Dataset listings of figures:

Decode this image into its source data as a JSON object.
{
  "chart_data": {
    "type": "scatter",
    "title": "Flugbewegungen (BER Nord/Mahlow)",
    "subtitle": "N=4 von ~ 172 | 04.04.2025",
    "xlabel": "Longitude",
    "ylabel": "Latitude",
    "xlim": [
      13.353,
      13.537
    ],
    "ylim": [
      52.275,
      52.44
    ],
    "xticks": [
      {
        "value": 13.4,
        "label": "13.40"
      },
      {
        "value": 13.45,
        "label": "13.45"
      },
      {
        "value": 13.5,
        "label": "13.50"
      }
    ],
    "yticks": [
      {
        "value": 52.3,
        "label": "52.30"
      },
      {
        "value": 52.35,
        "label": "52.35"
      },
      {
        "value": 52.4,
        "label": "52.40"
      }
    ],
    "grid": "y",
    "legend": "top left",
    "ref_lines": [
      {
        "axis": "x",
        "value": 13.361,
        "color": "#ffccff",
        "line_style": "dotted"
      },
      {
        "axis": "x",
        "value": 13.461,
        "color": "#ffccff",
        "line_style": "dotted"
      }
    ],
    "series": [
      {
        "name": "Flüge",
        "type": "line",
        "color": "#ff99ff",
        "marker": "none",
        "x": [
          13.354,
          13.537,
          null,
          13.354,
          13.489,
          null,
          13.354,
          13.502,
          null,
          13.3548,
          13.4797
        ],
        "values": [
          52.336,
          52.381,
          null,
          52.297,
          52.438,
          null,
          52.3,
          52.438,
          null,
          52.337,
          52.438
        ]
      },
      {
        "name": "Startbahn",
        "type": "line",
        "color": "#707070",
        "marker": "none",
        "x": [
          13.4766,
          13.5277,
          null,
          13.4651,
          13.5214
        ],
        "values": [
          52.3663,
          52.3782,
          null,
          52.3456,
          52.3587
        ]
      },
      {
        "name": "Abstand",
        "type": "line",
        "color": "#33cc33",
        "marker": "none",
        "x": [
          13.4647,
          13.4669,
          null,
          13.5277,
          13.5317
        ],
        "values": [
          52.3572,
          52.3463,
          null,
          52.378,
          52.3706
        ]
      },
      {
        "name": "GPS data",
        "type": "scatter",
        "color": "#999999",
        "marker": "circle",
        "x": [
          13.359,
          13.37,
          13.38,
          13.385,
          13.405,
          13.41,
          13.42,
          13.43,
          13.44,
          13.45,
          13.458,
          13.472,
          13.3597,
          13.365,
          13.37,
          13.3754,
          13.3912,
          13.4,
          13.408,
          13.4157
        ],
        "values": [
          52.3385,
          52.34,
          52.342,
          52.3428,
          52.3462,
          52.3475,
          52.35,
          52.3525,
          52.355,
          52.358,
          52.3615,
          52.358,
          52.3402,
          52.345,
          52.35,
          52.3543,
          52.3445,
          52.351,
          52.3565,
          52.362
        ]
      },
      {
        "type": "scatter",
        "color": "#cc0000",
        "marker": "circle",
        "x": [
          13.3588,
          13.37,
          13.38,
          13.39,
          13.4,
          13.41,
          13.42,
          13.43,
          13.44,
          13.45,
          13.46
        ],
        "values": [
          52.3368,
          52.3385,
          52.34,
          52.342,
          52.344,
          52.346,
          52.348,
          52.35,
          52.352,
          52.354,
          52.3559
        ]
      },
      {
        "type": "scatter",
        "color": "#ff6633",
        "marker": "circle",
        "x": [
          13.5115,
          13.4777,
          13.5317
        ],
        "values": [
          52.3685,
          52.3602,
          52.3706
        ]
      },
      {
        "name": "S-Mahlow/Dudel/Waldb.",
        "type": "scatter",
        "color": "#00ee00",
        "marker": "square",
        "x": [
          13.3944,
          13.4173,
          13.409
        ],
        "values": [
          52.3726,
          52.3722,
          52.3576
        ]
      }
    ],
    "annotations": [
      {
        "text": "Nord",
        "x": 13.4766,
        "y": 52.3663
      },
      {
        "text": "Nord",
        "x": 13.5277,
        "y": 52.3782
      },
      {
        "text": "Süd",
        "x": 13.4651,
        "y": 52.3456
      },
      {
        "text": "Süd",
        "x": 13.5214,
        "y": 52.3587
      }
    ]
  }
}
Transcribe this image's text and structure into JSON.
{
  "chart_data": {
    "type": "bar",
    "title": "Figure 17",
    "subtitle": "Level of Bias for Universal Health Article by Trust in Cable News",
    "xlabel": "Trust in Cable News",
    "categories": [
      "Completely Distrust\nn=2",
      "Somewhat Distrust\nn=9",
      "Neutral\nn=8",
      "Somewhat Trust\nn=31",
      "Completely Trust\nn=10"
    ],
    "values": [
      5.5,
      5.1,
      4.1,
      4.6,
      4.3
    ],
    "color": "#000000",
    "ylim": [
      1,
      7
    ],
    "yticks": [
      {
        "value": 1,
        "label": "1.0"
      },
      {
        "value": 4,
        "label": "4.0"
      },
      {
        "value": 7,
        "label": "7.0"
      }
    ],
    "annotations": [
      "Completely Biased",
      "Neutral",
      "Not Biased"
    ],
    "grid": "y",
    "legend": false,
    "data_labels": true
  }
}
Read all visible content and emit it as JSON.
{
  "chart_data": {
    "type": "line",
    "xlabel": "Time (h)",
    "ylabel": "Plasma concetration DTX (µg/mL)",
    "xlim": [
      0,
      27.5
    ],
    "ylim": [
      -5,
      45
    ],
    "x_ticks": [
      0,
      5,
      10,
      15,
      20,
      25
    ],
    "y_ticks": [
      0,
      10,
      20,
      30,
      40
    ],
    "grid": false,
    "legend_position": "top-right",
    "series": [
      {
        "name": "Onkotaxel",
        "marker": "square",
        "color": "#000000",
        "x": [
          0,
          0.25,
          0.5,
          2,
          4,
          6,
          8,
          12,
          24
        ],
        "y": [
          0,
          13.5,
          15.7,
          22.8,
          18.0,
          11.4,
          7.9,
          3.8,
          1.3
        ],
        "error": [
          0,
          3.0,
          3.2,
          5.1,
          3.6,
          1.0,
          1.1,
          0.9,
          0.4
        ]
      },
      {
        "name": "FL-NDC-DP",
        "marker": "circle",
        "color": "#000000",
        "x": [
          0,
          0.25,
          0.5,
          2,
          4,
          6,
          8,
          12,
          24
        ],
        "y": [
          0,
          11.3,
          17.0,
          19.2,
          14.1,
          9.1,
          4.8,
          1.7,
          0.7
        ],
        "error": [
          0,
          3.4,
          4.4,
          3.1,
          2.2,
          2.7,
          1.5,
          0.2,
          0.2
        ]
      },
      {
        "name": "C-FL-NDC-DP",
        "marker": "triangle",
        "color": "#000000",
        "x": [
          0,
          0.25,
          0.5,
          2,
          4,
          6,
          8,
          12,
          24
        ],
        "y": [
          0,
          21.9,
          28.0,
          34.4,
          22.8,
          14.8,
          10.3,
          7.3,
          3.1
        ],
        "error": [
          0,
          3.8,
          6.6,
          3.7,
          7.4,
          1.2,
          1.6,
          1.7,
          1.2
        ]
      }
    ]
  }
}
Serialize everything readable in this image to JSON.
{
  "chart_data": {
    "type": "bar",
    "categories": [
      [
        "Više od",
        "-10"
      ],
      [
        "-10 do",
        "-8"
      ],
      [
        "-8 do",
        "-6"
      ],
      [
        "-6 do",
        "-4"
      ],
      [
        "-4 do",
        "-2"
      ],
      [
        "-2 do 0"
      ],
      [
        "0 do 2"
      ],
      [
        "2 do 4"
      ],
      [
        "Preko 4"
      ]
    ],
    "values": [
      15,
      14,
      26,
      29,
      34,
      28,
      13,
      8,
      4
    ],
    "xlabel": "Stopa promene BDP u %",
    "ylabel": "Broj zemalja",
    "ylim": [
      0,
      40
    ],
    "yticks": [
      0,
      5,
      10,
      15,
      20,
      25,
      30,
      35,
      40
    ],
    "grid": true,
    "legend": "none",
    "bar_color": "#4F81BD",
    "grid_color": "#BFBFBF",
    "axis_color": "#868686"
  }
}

> **TASK REQUIREMENTS**: Select all lines in the listing that include the word "Completely".

> **TASK OUTPUT**:
      "Completely Distrust\nn=2",
      "Completely Trust\nn=10"
      "Completely Biased",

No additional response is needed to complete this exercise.